# What you should do
Work out how many lines of the listing hold the string "been". Answer with that number alone.
* * *
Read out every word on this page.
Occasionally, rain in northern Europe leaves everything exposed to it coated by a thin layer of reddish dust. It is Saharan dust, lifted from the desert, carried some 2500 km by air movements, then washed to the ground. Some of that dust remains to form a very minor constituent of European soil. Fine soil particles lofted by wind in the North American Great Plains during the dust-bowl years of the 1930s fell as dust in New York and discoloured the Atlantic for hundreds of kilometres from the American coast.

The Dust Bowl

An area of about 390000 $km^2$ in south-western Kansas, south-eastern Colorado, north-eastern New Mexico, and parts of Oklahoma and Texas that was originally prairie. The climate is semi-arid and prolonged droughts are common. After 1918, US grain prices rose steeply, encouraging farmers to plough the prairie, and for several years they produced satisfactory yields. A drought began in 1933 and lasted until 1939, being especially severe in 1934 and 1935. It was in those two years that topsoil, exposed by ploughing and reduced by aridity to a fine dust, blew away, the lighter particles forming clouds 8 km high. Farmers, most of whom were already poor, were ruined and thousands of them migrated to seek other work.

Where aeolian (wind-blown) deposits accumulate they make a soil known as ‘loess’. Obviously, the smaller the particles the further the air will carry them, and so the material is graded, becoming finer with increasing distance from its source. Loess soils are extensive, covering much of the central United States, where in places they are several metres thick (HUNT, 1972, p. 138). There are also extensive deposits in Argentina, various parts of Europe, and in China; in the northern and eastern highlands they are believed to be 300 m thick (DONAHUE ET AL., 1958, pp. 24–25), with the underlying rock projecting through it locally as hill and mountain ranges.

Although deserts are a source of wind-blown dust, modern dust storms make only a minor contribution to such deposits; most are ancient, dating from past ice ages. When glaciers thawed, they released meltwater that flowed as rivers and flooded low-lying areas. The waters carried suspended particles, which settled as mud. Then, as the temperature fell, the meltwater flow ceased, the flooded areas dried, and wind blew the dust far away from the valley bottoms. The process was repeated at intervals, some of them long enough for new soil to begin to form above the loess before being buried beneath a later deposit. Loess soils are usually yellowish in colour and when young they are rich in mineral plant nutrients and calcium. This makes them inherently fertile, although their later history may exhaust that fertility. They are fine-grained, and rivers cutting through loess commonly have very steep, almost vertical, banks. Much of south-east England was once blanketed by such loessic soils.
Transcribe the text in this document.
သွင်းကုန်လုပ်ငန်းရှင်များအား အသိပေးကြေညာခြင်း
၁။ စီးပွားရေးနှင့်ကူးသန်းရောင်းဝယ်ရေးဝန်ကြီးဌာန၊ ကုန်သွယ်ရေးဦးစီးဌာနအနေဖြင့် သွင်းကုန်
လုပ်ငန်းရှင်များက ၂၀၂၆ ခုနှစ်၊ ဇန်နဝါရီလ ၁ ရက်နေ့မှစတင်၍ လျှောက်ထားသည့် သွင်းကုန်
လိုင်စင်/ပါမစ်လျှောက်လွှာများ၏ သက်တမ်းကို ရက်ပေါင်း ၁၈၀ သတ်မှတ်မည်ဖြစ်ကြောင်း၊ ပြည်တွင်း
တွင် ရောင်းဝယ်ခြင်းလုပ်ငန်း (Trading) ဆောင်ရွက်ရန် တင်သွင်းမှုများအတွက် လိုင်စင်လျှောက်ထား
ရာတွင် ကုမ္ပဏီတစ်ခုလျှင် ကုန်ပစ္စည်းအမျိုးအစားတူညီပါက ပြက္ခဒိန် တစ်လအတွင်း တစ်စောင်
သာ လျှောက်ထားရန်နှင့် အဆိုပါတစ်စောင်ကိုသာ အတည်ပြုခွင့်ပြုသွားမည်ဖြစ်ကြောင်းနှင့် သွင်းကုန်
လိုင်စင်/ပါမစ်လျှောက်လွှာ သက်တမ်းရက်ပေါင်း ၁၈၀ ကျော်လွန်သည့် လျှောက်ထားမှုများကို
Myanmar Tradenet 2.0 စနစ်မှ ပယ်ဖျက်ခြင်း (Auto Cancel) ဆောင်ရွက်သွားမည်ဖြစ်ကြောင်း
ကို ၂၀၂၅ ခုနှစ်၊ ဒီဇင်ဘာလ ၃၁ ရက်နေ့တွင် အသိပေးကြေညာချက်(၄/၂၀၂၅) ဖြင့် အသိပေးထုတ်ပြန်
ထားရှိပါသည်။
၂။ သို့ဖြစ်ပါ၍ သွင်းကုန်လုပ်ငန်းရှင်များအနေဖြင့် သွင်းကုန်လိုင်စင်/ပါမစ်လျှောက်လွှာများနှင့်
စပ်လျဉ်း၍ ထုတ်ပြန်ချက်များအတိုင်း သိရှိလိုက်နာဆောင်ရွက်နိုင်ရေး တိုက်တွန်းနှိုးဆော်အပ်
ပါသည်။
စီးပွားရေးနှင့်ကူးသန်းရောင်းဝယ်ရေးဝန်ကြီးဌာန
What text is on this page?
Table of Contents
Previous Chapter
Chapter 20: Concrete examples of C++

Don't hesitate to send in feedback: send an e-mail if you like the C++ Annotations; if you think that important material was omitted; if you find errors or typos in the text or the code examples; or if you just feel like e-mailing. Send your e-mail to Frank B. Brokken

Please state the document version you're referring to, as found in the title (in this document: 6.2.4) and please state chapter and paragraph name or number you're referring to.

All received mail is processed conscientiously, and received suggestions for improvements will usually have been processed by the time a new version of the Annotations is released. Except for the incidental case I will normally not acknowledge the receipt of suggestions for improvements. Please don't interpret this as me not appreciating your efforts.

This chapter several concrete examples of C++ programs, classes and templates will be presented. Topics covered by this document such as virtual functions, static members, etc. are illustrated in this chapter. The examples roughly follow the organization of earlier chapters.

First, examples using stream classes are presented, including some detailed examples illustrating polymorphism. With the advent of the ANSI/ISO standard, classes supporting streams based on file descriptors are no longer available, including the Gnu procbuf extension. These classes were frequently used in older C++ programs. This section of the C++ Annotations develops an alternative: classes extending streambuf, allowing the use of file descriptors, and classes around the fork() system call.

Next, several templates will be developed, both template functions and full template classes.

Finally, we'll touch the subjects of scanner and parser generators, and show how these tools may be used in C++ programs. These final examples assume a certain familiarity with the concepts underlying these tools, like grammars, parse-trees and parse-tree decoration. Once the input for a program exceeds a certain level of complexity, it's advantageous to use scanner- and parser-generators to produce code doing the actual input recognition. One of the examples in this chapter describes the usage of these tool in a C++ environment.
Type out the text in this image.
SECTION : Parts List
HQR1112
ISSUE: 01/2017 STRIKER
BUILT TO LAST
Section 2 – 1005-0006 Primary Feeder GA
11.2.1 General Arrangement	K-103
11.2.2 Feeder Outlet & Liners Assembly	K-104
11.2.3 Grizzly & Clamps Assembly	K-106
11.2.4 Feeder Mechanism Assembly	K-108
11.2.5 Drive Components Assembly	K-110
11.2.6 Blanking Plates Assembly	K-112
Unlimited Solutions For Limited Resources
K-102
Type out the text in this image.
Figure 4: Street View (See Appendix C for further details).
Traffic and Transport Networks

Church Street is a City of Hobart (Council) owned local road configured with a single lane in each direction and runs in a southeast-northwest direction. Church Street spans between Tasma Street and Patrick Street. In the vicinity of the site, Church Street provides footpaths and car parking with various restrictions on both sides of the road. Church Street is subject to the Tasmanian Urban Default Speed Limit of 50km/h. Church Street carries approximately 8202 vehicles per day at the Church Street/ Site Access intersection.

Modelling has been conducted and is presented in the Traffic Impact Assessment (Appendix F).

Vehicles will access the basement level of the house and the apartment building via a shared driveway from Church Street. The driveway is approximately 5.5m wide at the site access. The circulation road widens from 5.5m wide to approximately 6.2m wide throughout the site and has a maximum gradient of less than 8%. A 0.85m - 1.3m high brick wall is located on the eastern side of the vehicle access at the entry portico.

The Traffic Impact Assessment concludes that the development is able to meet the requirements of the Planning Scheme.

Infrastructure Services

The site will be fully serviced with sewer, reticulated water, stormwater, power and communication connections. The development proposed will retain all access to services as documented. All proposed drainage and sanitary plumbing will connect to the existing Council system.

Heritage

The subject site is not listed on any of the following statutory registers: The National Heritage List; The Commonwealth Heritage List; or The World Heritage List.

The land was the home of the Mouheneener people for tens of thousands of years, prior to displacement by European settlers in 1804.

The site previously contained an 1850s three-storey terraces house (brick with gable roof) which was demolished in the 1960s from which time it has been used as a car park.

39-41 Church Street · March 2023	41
* * *
# Response to this task
3